* Supplied entries *

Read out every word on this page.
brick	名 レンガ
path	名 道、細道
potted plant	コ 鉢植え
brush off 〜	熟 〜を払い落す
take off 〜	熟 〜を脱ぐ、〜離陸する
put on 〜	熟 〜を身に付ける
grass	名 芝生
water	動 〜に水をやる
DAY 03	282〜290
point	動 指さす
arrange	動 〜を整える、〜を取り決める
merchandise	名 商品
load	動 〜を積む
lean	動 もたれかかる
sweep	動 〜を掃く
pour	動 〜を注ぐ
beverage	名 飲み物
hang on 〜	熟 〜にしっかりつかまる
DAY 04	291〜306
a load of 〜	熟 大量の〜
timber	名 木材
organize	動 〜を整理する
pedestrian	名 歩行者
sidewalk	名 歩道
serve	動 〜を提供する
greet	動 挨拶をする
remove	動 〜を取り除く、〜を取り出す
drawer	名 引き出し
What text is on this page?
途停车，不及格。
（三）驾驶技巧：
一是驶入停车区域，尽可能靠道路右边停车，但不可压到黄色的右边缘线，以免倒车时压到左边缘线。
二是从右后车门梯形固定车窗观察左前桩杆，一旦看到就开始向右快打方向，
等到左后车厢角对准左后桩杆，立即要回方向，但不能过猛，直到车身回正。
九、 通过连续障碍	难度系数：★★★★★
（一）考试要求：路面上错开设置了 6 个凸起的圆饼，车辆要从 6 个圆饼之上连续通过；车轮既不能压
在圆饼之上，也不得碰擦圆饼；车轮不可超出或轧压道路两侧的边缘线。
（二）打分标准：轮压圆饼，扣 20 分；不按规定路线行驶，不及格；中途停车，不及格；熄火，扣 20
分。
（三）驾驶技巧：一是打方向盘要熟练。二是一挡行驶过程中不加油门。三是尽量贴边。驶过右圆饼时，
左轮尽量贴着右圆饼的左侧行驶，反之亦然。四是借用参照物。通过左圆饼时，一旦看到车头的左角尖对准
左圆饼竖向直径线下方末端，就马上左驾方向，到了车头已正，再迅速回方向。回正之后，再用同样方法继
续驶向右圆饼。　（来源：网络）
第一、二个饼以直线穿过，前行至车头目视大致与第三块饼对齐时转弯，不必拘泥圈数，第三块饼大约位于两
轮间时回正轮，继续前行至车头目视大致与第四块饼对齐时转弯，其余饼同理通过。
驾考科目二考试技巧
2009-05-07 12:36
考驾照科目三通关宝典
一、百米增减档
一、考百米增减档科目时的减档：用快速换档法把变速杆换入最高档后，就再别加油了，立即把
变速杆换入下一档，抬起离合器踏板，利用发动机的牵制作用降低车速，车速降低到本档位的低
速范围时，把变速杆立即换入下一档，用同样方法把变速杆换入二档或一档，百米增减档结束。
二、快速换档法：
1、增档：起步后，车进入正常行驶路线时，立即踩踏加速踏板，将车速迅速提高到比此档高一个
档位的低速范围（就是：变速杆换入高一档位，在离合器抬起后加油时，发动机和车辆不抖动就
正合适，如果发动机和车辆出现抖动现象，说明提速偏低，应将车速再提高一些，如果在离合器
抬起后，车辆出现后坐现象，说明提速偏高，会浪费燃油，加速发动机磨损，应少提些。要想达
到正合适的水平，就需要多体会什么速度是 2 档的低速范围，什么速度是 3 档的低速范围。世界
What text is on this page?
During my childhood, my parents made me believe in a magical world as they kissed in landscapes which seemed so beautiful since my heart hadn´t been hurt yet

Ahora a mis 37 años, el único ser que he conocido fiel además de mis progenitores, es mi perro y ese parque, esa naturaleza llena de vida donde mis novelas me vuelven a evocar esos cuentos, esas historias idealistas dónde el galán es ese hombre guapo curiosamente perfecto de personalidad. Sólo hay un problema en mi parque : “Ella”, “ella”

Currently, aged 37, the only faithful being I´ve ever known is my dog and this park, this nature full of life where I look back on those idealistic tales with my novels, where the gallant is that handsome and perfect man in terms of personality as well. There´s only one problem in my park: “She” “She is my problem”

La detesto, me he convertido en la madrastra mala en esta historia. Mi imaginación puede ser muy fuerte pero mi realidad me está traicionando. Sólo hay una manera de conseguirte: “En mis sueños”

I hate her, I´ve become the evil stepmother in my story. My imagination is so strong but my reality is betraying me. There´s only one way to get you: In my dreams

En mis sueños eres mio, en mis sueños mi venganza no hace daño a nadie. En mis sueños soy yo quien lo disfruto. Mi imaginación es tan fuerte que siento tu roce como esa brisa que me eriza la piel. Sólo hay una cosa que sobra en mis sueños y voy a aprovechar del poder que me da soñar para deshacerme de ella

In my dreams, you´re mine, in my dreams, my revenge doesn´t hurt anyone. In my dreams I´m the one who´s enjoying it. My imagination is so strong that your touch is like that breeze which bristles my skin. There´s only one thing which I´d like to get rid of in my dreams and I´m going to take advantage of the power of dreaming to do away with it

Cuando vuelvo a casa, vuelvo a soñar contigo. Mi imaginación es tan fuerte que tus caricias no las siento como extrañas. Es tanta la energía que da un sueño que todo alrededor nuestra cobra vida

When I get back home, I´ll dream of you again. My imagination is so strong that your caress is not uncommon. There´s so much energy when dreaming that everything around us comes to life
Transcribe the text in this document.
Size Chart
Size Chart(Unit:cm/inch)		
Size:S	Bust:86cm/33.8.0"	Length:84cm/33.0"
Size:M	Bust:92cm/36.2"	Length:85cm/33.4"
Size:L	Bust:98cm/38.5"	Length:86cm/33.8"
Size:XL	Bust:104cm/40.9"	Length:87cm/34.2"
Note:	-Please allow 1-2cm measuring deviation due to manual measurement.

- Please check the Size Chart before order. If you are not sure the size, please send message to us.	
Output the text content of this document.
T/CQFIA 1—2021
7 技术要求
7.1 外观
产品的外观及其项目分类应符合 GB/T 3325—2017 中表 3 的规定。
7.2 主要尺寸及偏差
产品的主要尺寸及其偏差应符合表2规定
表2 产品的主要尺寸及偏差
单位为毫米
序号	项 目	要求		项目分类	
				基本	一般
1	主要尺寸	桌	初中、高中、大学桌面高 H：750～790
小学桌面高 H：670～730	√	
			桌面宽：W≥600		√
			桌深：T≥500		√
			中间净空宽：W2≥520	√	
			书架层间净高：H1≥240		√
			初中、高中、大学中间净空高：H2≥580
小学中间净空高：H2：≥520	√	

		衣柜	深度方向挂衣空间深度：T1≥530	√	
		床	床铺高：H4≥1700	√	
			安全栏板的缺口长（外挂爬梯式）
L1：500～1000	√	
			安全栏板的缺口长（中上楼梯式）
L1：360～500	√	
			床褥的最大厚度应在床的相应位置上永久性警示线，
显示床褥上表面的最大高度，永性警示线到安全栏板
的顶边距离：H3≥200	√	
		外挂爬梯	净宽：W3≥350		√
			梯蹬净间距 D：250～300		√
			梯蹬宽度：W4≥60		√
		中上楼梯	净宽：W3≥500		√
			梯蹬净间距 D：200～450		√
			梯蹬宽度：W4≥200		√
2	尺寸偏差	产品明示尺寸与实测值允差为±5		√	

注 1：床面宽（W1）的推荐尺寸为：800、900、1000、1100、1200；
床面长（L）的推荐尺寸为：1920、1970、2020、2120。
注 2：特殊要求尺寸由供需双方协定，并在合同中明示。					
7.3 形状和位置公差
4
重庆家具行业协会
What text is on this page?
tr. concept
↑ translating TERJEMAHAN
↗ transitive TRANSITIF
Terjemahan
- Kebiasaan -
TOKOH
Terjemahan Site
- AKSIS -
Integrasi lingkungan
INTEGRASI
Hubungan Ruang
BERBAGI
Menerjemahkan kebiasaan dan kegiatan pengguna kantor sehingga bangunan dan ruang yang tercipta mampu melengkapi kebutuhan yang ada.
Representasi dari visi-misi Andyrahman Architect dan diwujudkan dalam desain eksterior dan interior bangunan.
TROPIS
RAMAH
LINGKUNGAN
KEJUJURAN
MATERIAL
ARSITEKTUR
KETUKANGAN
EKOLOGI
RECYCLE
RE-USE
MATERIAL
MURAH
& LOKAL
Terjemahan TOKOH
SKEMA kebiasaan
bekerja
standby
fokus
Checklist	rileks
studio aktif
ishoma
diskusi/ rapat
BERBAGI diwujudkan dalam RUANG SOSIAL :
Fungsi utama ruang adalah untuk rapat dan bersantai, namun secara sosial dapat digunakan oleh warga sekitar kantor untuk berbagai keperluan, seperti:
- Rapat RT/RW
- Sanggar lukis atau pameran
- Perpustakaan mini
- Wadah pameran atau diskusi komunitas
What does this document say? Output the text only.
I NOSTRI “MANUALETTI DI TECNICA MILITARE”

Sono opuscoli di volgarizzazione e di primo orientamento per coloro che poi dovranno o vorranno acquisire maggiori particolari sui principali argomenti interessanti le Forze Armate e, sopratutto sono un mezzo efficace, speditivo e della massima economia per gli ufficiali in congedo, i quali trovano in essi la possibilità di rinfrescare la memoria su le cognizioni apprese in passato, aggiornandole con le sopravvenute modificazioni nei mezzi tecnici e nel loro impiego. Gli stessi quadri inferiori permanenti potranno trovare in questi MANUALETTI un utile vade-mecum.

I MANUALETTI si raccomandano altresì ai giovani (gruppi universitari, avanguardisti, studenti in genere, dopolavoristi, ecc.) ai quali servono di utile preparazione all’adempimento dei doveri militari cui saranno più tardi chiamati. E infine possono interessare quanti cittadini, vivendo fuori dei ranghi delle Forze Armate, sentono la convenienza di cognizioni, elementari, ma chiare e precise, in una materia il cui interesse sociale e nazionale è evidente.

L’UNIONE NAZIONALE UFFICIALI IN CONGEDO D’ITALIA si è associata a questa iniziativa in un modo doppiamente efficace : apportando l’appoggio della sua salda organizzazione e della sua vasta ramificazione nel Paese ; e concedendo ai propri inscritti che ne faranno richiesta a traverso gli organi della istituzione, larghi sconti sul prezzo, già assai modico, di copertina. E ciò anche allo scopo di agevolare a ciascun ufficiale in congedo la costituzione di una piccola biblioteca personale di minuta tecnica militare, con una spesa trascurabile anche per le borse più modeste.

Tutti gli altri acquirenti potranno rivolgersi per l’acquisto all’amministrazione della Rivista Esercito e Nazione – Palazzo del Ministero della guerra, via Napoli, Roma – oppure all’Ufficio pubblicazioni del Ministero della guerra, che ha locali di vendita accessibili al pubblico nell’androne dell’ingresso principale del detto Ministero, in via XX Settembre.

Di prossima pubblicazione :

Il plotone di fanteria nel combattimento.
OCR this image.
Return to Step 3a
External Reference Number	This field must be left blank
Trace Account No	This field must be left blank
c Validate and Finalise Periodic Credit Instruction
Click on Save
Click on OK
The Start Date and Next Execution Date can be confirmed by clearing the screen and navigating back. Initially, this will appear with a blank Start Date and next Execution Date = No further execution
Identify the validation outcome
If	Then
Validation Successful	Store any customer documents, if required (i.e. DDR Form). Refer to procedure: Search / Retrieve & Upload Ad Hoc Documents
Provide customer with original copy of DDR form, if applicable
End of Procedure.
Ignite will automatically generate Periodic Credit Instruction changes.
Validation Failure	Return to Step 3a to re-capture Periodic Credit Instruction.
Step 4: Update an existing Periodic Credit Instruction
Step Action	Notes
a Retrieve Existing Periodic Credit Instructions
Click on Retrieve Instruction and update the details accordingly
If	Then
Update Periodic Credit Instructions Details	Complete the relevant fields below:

* Task directions *
From the entries above, copy every line that holds the word "Periodic".

* Final answer *
c Validate and Finalise Periodic Credit Instruction
Ignite will automatically generate Periodic Credit Instruction changes.
Validation Failure	Return to Step 3a to re-capture Periodic Credit Instruction.
Step 4: Update an existing Periodic Credit Instruction
a Retrieve Existing Periodic Credit Instructions
Update Periodic Credit Instructions Details	Complete the relevant fields below:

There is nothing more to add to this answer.